La Mostra di Michele Anselmi per Cinemonitor | 17

A quanto pare i russi sono “eccellenti” torturatori. Li abbiamo visti atrocemente all’opera nel film “Vidblysk”, ambientato nel 2014, primo anno della guerra tra Russia e Ucraina; ed eccoli, il giorno dopo, in “Kapitan Volkonogov Bezhal”, ambientato nell’Unione sovietica del 1938, quando la caccia paranoica “al traditore” produsse forsennate ingiustizie e uccisioni di massa. Il titolo significa “Il capitano Volkonogov è fuggito”, e c’è un motivo se quel giovane ufficiale calvo e muscoloso, tra i più zelanti in una specie di Čeka (“Commissione straordinaria di tutte le Russie per combattere la controrivoluzione e il sabotaggio”), se la dà a gambe poco prima di essere a sua volta epurato. Ma non pensate a un film come “Il cekista” del 1998 o ad altri sul tema delle “purghe” staliniane. I due registi russi, cioè Natasha Merkulova e Aleksey Chupov, definiscono il loro film “una parabola post-moderna con elementi di thriller contemporaneo, una favola nera su un carnefice che scopre all’improvviso di avere un’anima”.

Consegna:
Prosegui la recensione del film “Kapitan Volkonogov Bezhal” riprendendo subito dopo la sua ultima frase.

Materiale raccolto:
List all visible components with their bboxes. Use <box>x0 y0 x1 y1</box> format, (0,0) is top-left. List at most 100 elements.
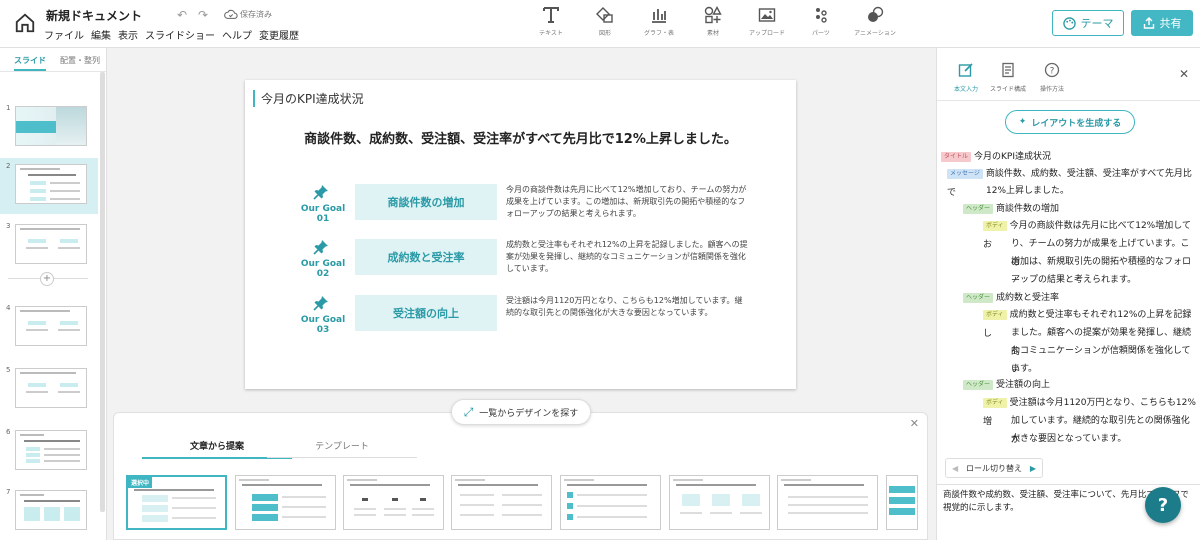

Soluzione:
Si spiega così, forse, l’eccentrico look, un po’ da “graphic novel” distopico, con qualche suggestione alla Orwell, impresso agli abiti degli sbirri. Non più cappottoni e cappelli scuri, ma sgargianti divise rosse, simili a tute con strisce laterali, più camicie scure dai colletti button-down, cravattine vermiglie e giubbotti moderni di pelle nera. Si sentono il braccio armato del regime comunista, una specie di corpo scelto: arrestano, seviziano, strappano confessioni e giustiziano con un colpo di pistola alla nuca. I corpi degli sventurati scompaiono in fosse comuni, le famiglie delle vittime non saranno mai avvisate.

L’ingranaggio sembra perfettamente rodato, ma poi c’è il fattore umano: temendo di finire all’inferno per tutte le crudeltà commesse, il giovane capitano Volkonogov sfugge all’arresto e ruba un dossier segreto che userà per contattare, ad uno ad uno, i parenti dei presunti “traditori” scomparsi. In cambio delle sue scuse a nome dello Stato, chiede il loro perdono, s’intende per conquistarsi il paradiso prima che i suoi ex compagni lo raggiungano.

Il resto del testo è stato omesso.